Required task. Look through the material below for "this". Copy every line that contains it.

Stored items
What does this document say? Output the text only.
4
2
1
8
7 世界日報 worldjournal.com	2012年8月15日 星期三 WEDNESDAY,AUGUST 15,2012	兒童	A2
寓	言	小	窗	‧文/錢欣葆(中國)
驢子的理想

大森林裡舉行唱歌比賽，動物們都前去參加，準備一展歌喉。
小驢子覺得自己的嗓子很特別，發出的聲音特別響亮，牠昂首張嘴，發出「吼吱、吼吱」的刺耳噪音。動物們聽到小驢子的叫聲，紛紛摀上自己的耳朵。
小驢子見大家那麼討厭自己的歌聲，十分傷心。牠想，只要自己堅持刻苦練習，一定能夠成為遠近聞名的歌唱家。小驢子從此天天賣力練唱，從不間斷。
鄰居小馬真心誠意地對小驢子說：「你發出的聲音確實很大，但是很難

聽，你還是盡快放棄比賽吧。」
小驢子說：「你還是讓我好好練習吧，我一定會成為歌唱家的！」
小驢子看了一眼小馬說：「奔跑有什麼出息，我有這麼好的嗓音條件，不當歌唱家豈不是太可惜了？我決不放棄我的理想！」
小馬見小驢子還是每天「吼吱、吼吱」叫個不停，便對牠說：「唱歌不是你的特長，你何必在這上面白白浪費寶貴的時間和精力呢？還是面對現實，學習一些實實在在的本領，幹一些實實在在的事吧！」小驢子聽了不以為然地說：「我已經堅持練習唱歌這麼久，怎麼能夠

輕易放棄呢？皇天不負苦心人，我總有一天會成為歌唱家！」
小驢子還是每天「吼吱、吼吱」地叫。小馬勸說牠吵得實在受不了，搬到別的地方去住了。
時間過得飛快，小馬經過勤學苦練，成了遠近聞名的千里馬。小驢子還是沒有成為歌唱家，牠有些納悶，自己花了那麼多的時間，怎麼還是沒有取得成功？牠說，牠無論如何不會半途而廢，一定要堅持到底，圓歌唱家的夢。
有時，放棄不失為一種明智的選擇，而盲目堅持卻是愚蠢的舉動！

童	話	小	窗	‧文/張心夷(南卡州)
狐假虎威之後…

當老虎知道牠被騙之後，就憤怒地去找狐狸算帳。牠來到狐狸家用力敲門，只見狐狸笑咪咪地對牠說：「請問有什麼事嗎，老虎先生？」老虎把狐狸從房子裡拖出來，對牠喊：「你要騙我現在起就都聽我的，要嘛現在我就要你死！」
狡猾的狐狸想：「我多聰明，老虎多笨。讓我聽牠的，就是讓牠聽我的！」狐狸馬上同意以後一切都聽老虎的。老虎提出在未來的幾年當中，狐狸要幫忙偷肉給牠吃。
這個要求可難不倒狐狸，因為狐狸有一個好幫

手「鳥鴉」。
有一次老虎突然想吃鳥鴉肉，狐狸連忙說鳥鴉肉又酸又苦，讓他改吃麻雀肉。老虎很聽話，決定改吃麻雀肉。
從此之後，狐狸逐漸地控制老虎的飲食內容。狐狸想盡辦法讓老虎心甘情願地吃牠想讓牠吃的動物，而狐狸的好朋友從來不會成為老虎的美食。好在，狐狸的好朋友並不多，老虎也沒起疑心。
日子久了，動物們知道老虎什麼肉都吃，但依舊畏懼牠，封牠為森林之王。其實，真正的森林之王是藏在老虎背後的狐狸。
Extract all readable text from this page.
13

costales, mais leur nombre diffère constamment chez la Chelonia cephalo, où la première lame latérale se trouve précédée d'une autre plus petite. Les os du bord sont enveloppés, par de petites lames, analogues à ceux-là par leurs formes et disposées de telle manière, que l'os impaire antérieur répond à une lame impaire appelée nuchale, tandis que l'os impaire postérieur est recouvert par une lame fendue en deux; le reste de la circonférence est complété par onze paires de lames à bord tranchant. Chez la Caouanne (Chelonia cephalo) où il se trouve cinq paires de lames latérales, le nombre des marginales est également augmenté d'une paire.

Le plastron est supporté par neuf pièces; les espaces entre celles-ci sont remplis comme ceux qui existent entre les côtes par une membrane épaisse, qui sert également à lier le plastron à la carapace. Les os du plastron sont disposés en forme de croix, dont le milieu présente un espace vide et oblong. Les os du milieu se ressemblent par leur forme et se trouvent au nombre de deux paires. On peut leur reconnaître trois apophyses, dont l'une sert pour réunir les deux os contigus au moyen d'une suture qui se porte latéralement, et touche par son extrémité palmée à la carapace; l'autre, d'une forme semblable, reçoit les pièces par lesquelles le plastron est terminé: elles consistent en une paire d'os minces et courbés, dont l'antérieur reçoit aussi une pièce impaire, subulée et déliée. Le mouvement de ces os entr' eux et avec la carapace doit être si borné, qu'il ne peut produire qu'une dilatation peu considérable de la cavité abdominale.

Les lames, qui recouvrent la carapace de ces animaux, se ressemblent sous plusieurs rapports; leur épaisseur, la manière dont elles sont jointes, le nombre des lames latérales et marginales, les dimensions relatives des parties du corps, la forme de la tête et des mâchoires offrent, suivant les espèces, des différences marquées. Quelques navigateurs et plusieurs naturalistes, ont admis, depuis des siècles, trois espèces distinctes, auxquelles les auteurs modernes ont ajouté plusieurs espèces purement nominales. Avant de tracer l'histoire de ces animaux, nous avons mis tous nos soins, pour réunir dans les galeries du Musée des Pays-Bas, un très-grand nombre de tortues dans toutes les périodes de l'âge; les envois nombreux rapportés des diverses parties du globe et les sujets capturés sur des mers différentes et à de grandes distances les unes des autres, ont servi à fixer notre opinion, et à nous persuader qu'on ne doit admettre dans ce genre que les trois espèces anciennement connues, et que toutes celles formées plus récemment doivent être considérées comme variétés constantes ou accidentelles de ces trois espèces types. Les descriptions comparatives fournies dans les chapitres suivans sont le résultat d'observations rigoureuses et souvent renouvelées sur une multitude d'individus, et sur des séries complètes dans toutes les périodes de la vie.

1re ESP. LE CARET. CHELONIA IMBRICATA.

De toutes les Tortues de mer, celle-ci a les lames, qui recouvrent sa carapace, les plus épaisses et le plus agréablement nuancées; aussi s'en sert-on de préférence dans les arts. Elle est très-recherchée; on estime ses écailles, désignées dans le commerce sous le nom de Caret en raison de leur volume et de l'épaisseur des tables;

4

Worked answer.
What does this document say? Output the text only.
Extract all readable text from this page.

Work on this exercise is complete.